[start of Extracted records]
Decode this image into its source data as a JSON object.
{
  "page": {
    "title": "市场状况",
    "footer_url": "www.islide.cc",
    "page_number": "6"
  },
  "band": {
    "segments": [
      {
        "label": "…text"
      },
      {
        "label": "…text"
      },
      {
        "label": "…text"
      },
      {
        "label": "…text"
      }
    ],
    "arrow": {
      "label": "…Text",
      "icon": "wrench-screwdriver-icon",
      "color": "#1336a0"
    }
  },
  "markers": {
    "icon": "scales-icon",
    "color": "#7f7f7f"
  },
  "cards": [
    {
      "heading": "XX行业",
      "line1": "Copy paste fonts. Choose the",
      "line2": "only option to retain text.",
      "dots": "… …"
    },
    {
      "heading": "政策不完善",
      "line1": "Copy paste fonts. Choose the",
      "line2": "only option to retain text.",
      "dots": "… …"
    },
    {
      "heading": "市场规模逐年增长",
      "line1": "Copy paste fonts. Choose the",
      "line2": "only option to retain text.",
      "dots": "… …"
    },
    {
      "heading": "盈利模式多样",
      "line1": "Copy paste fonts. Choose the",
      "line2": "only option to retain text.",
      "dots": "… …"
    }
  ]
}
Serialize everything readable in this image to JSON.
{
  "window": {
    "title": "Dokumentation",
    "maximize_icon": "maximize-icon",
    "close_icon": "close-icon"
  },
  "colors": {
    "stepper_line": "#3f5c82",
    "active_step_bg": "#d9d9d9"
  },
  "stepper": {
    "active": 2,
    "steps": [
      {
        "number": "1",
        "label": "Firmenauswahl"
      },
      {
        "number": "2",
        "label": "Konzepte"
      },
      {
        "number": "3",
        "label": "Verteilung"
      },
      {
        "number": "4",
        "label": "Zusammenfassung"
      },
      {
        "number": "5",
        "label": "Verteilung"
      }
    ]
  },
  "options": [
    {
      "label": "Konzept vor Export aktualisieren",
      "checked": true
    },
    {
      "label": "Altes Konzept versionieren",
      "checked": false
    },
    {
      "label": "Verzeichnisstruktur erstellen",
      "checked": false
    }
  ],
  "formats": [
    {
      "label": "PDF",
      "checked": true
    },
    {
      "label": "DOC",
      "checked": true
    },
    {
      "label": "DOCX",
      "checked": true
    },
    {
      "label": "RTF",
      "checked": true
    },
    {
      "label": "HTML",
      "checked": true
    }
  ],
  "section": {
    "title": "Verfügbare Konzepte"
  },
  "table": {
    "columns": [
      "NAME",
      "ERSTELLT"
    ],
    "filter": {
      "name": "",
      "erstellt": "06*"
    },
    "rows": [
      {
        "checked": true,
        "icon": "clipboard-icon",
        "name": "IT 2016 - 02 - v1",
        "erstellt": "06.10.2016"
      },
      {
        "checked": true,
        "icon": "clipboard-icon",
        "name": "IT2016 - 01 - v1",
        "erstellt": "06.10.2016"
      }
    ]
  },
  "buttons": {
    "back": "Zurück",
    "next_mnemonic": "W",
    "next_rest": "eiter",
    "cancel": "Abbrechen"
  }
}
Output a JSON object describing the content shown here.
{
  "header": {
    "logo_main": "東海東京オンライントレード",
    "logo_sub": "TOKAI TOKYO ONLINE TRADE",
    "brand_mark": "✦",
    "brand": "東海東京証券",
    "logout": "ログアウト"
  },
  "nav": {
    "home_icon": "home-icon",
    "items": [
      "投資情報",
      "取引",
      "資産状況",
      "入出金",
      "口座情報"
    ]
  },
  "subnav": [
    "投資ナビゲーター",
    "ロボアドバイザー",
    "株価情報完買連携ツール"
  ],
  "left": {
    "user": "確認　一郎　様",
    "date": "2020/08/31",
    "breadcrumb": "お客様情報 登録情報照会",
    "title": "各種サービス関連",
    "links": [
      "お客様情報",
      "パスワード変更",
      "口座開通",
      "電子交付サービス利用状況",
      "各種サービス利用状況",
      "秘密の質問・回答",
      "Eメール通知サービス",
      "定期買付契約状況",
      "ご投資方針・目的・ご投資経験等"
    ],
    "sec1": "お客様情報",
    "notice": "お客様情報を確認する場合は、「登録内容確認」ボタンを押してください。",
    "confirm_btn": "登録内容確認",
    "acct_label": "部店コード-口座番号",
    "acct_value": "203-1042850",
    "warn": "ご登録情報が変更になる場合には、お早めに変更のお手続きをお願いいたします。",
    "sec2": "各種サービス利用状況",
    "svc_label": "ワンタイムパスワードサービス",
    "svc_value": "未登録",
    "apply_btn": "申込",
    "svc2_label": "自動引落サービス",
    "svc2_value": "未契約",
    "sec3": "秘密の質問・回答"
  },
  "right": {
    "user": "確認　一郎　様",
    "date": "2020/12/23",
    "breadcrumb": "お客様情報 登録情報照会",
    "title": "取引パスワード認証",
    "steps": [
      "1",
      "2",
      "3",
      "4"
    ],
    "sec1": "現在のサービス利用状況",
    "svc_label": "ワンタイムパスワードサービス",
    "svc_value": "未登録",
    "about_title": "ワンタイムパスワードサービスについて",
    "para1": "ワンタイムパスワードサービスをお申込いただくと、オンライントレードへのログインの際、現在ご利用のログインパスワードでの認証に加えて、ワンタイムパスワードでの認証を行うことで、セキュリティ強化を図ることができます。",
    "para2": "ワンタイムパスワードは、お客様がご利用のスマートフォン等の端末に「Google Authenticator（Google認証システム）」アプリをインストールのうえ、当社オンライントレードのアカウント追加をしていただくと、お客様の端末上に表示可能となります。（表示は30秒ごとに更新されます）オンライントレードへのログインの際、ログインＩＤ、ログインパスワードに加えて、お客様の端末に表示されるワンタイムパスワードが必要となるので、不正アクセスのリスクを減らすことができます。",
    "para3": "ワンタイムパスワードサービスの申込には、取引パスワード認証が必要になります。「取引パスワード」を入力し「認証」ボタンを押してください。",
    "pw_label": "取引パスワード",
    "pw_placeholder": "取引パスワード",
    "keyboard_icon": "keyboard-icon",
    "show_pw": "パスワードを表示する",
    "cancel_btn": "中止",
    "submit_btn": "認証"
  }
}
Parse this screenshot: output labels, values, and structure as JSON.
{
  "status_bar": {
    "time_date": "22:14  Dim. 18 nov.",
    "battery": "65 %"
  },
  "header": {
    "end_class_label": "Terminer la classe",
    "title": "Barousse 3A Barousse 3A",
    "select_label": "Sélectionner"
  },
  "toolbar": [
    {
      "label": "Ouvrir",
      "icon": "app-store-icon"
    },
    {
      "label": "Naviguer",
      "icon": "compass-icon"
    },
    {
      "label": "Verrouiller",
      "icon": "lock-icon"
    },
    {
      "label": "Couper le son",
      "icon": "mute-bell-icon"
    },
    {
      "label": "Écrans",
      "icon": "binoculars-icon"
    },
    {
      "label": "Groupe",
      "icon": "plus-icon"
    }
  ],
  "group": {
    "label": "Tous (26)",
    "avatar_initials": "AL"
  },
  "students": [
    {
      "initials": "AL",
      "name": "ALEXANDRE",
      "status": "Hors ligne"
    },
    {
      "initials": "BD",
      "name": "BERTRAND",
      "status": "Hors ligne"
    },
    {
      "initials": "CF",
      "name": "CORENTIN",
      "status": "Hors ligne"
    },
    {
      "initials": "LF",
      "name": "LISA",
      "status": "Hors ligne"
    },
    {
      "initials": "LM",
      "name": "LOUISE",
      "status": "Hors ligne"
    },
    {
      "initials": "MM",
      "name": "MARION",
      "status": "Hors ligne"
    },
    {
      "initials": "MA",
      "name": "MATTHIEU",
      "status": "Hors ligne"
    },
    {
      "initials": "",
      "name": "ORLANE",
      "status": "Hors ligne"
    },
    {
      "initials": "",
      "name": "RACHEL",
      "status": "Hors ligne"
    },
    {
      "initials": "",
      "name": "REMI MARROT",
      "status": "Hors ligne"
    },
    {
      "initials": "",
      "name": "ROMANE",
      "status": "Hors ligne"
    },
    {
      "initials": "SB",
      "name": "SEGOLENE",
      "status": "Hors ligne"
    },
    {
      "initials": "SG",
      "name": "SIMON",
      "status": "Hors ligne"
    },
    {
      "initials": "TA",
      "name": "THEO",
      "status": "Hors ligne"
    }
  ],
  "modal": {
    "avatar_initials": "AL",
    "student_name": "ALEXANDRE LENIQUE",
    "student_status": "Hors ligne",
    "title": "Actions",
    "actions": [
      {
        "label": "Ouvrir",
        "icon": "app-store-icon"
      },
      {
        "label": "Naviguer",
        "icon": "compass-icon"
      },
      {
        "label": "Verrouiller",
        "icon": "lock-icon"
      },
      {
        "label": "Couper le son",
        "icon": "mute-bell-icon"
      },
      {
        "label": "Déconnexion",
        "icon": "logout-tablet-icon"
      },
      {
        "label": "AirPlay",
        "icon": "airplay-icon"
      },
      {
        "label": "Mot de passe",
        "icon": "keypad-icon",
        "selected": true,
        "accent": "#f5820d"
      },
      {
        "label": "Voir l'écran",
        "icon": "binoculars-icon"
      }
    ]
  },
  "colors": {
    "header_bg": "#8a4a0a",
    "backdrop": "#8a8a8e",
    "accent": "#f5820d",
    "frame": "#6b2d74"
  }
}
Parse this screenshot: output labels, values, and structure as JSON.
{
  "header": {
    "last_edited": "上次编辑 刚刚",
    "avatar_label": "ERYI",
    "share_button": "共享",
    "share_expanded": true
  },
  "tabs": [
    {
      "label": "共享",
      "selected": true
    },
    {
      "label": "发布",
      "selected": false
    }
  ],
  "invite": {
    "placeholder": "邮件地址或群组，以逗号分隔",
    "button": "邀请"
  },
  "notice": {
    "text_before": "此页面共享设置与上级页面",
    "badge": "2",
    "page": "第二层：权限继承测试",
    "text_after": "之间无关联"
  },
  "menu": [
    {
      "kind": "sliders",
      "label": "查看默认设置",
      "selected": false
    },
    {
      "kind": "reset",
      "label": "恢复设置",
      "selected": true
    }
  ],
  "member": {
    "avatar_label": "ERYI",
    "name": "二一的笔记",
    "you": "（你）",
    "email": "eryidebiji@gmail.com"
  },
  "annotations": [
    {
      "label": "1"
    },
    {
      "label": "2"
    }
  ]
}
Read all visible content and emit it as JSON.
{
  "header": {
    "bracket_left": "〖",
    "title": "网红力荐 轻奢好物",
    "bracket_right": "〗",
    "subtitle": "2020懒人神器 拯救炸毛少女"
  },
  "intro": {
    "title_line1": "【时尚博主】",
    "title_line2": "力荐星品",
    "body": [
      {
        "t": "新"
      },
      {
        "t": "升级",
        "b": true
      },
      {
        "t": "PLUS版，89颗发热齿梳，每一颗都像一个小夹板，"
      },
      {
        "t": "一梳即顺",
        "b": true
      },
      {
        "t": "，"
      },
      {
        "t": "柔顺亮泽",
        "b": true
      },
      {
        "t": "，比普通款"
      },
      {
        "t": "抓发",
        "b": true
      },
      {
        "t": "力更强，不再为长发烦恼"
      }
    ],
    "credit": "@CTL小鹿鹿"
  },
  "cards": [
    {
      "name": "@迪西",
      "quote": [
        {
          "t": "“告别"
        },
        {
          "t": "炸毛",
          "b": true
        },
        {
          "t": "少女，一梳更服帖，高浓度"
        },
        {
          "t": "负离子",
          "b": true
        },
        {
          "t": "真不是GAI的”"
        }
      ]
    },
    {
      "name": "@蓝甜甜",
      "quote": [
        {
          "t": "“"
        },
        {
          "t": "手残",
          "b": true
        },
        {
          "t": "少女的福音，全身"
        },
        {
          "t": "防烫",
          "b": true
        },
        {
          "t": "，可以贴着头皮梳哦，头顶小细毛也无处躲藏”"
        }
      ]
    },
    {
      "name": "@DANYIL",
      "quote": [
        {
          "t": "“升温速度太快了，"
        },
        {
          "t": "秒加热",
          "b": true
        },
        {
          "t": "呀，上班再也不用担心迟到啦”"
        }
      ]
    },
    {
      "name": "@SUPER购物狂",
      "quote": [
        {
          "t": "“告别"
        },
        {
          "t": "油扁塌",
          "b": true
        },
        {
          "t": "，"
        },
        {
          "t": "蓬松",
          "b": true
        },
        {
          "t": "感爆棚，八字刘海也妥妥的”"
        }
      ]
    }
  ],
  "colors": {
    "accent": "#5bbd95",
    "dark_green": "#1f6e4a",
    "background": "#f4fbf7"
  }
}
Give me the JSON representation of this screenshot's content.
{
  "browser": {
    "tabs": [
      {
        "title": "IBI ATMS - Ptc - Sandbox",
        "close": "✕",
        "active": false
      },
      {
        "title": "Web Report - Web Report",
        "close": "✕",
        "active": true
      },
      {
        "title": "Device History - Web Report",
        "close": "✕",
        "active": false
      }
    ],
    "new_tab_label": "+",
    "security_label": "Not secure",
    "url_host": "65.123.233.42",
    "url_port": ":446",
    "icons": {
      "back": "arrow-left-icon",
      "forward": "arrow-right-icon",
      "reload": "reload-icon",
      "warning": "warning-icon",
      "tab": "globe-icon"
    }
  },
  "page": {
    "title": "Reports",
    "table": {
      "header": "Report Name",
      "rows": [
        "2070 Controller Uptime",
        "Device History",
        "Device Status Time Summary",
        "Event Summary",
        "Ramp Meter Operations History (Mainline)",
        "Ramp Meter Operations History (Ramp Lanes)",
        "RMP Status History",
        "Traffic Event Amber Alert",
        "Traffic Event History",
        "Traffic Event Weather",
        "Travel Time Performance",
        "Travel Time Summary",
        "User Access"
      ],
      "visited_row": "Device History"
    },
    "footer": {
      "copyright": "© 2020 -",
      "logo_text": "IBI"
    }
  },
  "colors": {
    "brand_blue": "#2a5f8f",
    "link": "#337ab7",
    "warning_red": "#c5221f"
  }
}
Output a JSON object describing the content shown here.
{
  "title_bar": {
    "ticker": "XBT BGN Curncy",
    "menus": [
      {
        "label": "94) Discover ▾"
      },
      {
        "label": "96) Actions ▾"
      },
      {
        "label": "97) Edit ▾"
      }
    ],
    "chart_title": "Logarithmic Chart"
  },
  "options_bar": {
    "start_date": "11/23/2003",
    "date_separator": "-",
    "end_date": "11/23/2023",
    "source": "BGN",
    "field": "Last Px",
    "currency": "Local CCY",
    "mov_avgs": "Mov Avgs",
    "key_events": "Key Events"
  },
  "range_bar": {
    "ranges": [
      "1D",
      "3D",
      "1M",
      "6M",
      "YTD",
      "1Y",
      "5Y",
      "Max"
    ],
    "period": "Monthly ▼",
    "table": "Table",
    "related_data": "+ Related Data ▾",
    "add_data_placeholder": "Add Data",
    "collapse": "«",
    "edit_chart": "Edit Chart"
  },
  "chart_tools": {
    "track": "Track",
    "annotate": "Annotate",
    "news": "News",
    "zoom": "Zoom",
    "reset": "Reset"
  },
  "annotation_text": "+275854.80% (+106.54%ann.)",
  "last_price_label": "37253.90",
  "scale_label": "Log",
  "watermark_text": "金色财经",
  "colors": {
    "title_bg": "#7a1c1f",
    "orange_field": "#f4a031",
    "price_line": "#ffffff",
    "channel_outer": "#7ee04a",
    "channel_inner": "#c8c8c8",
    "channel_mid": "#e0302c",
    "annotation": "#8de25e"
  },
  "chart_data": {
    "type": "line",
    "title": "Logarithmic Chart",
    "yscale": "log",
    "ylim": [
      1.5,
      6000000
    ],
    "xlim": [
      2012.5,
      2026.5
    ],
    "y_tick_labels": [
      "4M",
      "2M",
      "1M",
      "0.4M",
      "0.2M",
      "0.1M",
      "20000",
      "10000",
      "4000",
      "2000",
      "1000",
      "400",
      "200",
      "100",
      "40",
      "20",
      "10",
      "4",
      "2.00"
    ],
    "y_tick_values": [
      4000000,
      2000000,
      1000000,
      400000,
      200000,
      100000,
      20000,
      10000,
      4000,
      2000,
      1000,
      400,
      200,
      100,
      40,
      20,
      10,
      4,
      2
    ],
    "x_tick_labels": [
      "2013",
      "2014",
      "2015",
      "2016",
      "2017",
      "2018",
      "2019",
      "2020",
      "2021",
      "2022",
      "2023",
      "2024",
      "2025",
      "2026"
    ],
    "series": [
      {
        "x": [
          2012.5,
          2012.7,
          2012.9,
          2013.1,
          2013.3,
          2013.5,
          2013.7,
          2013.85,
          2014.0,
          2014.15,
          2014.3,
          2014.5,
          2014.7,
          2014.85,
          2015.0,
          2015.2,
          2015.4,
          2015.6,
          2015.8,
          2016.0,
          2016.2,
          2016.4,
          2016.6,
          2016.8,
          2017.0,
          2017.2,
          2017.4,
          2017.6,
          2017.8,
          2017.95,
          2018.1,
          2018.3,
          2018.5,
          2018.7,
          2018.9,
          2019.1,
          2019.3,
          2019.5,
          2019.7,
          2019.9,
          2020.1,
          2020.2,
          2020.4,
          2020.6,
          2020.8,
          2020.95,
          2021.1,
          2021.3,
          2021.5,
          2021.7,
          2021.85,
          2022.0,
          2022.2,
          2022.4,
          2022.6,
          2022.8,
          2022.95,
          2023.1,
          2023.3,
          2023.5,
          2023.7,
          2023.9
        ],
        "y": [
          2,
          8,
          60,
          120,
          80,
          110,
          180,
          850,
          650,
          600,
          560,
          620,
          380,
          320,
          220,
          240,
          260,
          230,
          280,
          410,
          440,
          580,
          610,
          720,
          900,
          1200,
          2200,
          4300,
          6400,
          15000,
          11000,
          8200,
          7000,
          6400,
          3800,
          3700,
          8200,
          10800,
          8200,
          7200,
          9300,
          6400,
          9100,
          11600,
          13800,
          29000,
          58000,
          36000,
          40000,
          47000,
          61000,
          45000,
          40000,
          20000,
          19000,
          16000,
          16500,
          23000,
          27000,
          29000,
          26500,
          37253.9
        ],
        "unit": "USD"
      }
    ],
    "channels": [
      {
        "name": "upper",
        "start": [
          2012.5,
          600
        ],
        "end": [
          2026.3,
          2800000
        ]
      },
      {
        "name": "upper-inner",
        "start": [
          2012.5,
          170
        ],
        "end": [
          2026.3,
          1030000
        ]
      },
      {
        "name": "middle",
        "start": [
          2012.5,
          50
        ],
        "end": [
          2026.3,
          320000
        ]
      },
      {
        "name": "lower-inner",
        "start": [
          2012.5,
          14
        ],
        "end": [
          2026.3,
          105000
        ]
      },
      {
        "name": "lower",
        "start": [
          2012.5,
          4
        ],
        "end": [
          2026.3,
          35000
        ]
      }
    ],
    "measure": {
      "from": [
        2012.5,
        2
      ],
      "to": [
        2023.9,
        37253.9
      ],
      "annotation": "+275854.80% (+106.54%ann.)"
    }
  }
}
[end of Extracted records]
Direction> Copy out every line with the word "Device".

Response to this task>
        "title": "Device History - Web Report",
        "Device History",
        "Device Status Time Summary",
      "visited_row": "Device History"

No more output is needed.